## Problem description
From the material below, list every line containing "color".

## Provided records
=======

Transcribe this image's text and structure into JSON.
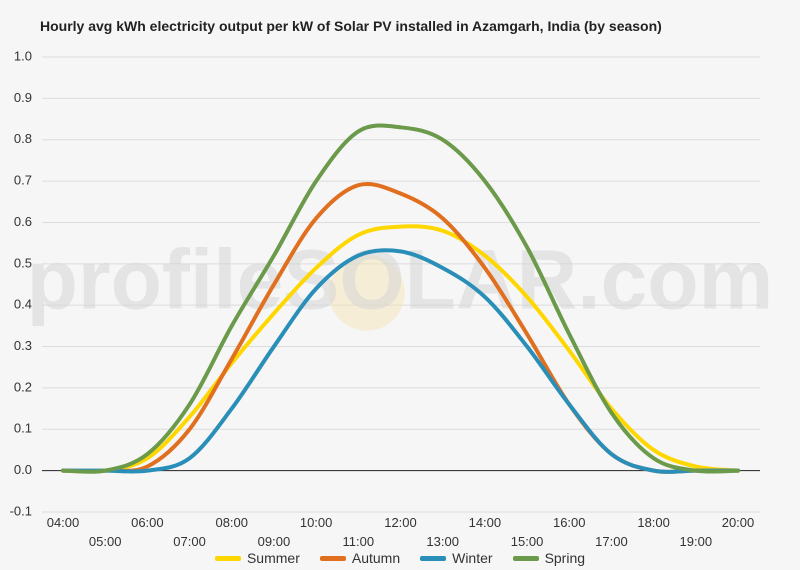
{
  "chart_data": {
    "type": "line",
    "title": "Hourly avg kWh electricity output per kW of Solar PV installed in Azamgarh, India (by season)",
    "watermark": "profileSOLAR.com",
    "ylim": [
      -0.1,
      1.0
    ],
    "yticks": [
      "1.0",
      "0.9",
      "0.8",
      "0.7",
      "0.6",
      "0.5",
      "0.4",
      "0.3",
      "0.2",
      "0.1",
      "0.0",
      "-0.1"
    ],
    "x": [
      "04:00",
      "05:00",
      "06:00",
      "07:00",
      "08:00",
      "09:00",
      "10:00",
      "11:00",
      "12:00",
      "13:00",
      "14:00",
      "15:00",
      "16:00",
      "17:00",
      "18:00",
      "19:00",
      "20:00"
    ],
    "grid": true,
    "legend_position": "bottom",
    "series": [
      {
        "name": "Summer",
        "color": "#ffd700",
        "values": [
          0.0,
          0.0,
          0.03,
          0.13,
          0.26,
          0.38,
          0.49,
          0.57,
          0.59,
          0.58,
          0.52,
          0.42,
          0.29,
          0.15,
          0.05,
          0.01,
          0.0
        ]
      },
      {
        "name": "Autumn",
        "color": "#e07020",
        "values": [
          0.0,
          0.0,
          0.01,
          0.1,
          0.27,
          0.45,
          0.61,
          0.69,
          0.67,
          0.61,
          0.49,
          0.33,
          0.16,
          0.04,
          0.0,
          0.0,
          0.0
        ]
      },
      {
        "name": "Winter",
        "color": "#2a8fb8",
        "values": [
          0.0,
          0.0,
          0.0,
          0.03,
          0.15,
          0.3,
          0.44,
          0.52,
          0.53,
          0.49,
          0.42,
          0.3,
          0.16,
          0.04,
          0.0,
          0.0,
          0.0
        ]
      },
      {
        "name": "Spring",
        "color": "#6b9a4b",
        "values": [
          0.0,
          0.0,
          0.04,
          0.16,
          0.35,
          0.52,
          0.7,
          0.82,
          0.83,
          0.8,
          0.7,
          0.54,
          0.33,
          0.14,
          0.03,
          0.0,
          0.0
        ]
      }
    ]
  }
}
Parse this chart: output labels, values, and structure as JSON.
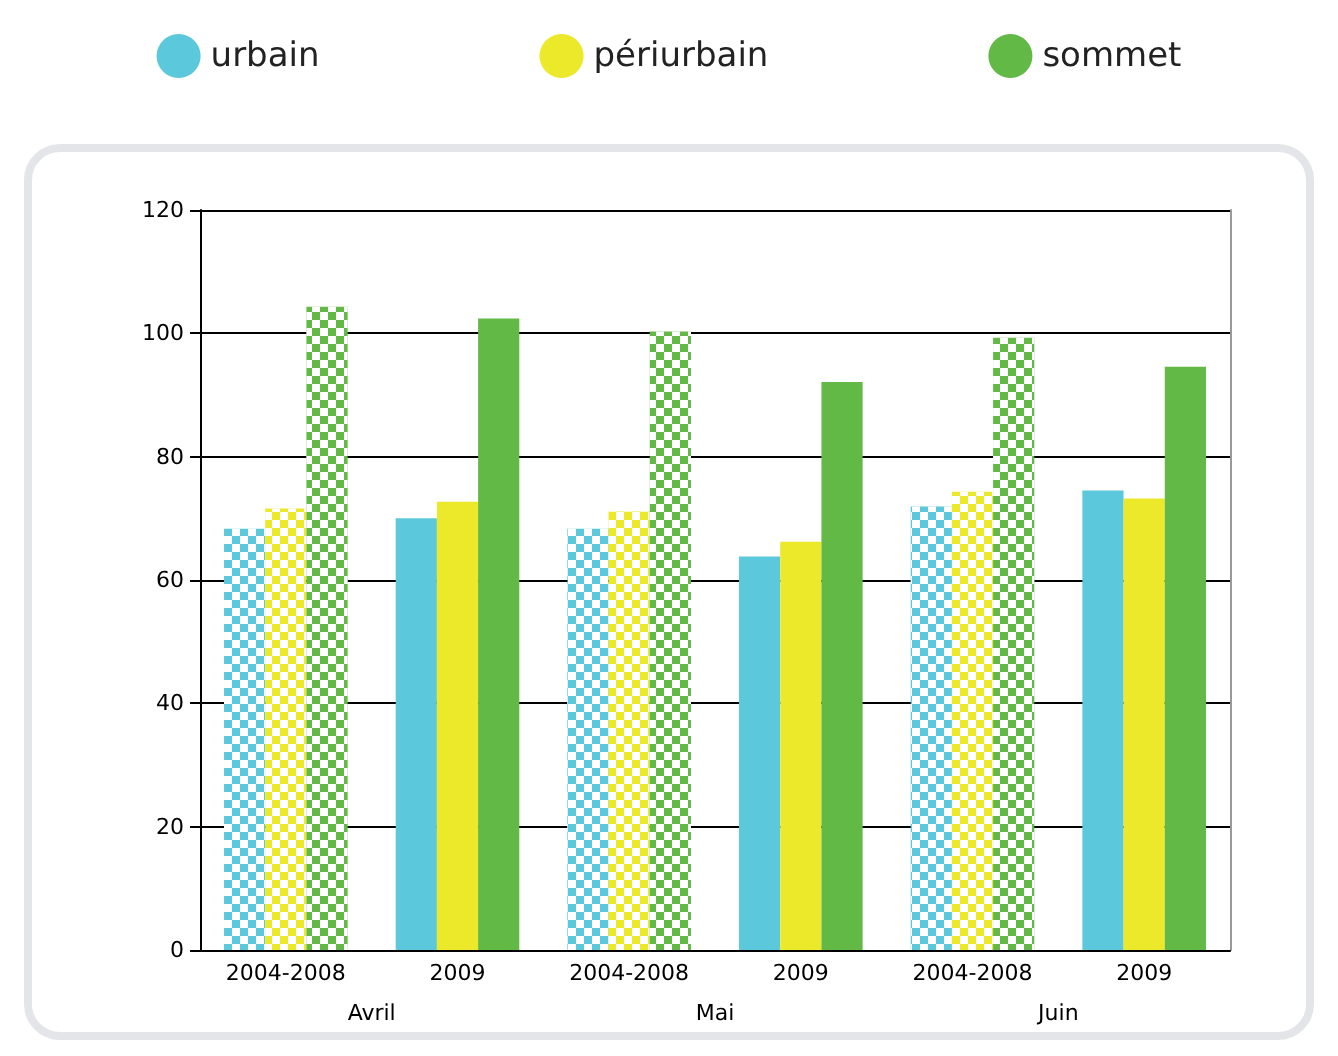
{
  "chart_data": {
    "type": "bar",
    "categories": [
      "2004-2008",
      "2009",
      "2004-2008",
      "2009",
      "2004-2008",
      "2009"
    ],
    "series": [
      {
        "name": "urbain",
        "color": "#5bc8dc",
        "values": [
          68.3,
          70,
          68.3,
          63.8,
          71.9,
          74.5
        ]
      },
      {
        "name": "périurbain",
        "color": "#ece82a",
        "values": [
          71.6,
          72.7,
          71.1,
          66.2,
          74.3,
          73.2
        ]
      },
      {
        "name": "sommet",
        "color": "#62b946",
        "values": [
          104.3,
          102.4,
          100.3,
          92.1,
          99.3,
          94.6
        ]
      }
    ],
    "annotations": [
      "Avril",
      "Mai",
      "Juin"
    ],
    "ylim": [
      0,
      120
    ],
    "yticks": [
      0,
      20,
      40,
      60,
      80,
      100,
      120
    ],
    "grid": "y",
    "legend": "top"
  }
}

=======

## Problem solution
        "color": "#ffd700",
        "color": "#e07020",
        "color": "#2a8fb8",
        "color": "#6b9a4b",
        "color": "#5bc8dc",
        "color": "#ece82a",
        "color": "#62b946",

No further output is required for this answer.